Directive = Each record needs to be echoed exactly; can you do that?

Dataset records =
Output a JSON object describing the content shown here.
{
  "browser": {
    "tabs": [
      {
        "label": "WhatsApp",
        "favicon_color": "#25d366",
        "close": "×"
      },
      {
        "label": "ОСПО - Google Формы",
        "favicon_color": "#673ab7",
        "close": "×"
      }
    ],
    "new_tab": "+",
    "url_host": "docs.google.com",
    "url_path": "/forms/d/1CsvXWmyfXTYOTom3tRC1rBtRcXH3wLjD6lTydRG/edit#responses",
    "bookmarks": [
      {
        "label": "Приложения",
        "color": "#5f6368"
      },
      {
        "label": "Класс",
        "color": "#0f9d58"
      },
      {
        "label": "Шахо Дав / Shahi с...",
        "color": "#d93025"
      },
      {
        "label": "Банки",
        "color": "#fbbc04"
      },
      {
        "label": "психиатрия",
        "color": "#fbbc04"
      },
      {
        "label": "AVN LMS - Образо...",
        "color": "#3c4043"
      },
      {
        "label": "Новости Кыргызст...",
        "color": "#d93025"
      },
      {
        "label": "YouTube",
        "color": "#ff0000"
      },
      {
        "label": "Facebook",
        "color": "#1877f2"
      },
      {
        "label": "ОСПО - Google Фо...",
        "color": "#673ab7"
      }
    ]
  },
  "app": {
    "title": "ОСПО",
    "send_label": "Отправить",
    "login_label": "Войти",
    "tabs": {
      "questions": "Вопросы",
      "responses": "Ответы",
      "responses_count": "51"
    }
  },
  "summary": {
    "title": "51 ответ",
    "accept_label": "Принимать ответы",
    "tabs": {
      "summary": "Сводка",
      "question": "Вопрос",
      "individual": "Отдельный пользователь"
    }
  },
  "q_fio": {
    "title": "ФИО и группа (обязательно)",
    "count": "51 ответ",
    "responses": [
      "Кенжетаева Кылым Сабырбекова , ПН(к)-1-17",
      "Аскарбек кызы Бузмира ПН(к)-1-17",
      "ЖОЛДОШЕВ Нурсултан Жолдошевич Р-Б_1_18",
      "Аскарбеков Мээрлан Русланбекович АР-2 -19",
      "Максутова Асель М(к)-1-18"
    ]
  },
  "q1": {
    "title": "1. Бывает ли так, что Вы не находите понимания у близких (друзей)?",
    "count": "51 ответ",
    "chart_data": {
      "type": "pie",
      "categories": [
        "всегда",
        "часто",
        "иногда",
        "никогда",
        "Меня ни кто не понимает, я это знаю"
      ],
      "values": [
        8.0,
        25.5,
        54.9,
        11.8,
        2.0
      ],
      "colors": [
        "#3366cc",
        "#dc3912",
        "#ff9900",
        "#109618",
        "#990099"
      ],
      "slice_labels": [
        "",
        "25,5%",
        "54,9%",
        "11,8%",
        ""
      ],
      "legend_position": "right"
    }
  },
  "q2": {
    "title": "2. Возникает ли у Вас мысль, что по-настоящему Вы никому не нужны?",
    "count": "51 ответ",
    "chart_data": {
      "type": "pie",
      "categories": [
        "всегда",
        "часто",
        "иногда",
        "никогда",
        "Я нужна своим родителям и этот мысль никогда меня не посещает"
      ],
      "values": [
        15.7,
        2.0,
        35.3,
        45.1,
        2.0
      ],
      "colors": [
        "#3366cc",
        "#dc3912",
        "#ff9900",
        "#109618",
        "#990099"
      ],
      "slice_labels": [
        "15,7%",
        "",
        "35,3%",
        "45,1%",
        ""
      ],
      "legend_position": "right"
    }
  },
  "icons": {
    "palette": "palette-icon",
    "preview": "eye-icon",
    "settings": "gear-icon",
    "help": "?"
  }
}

The completed task =
Output a JSON object describing the content shown here.
{
  "browser": {
    "tabs": [
      {
        "label": "WhatsApp",
        "favicon_color": "#25d366",
        "close": "×"
      },
      {
        "label": "ОСПО - Google Формы",
        "favicon_color": "#673ab7",
        "close": "×"
      }
    ],
    "new_tab": "+",
    "url_host": "docs.google.com",
    "url_path": "/forms/d/1CsvXWmyfXTYOTom3tRC1rBtRcXH3wLjD6lTydRG/edit#responses",
    "bookmarks": [
      {
        "label": "Приложения",
        "color": "#5f6368"
      },
      {
        "label": "Класс",
        "color": "#0f9d58"
      },
      {
        "label": "Шахо Дав / Shahi с...",
        "color": "#d93025"
      },
      {
        "label": "Банки",
        "color": "#fbbc04"
      },
      {
        "label": "психиатрия",
        "color": "#fbbc04"
      },
      {
        "label": "AVN LMS - Образо...",
        "color": "#3c4043"
      },
      {
        "label": "Новости Кыргызст...",
        "color": "#d93025"
      },
      {
        "label": "YouTube",
        "color": "#ff0000"
      },
      {
        "label": "Facebook",
        "color": "#1877f2"
      },
      {
        "label": "ОСПО - Google Фо...",
        "color": "#673ab7"
      }
    ]
  },
  "app": {
    "title": "ОСПО",
    "send_label": "Отправить",
    "login_label": "Войти",
    "tabs": {
      "questions": "Вопросы",
      "responses": "Ответы",
      "responses_count": "51"
    }
  },
  "summary": {
    "title": "51 ответ",
    "accept_label": "Принимать ответы",
    "tabs": {
      "summary": "Сводка",
      "question": "Вопрос",
      "individual": "Отдельный пользователь"
    }
  },
  "q_fio": {
    "title": "ФИО и группа (обязательно)",
    "count": "51 ответ",
    "responses": [
      "Кенжетаева Кылым Сабырбекова , ПН(к)-1-17",
      "Аскарбек кызы Бузмира ПН(к)-1-17",
      "ЖОЛДОШЕВ Нурсултан Жолдошевич Р-Б_1_18",
      "Аскарбеков Мээрлан Русланбекович АР-2 -19",
      "Максутова Асель М(к)-1-18"
    ]
  },
  "q1": {
    "title": "1. Бывает ли так, что Вы не находите понимания у близких (друзей)?",
    "count": "51 ответ",
    "chart_data": {
      "type": "pie",
      "categories": [
        "всегда",
        "часто",
        "иногда",
        "никогда",
        "Меня ни кто не понимает, я это знаю"
      ],
      "values": [
        8.0,
        25.5,
        54.9,
        11.8,
        2.0
      ],
      "colors": [
        "#3366cc",
        "#dc3912",
        "#ff9900",
        "#109618",
        "#990099"
      ],
      "slice_labels": [
        "",
        "25,5%",
        "54,9%",
        "11,8%",
        ""
      ],
      "legend_position": "right"
    }
  },
  "q2": {
    "title": "2. Возникает ли у Вас мысль, что по-настоящему Вы никому не нужны?",
    "count": "51 ответ",
    "chart_data": {
      "type": "pie",
      "categories": [
        "всегда",
        "часто",
        "иногда",
        "никогда",
        "Я нужна своим родителям и этот мысль никогда меня не посещает"
      ],
      "values": [
        15.7,
        2.0,
        35.3,
        45.1,
        2.0
      ],
      "colors": [
        "#3366cc",
        "#dc3912",
        "#ff9900",
        "#109618",
        "#990099"
      ],
      "slice_labels": [
        "15,7%",
        "",
        "35,3%",
        "45,1%",
        ""
      ],
      "legend_position": "right"
    }
  },
  "icons": {
    "palette": "palette-icon",
    "preview": "eye-icon",
    "settings": "gear-icon",
    "help": "?"
  }
}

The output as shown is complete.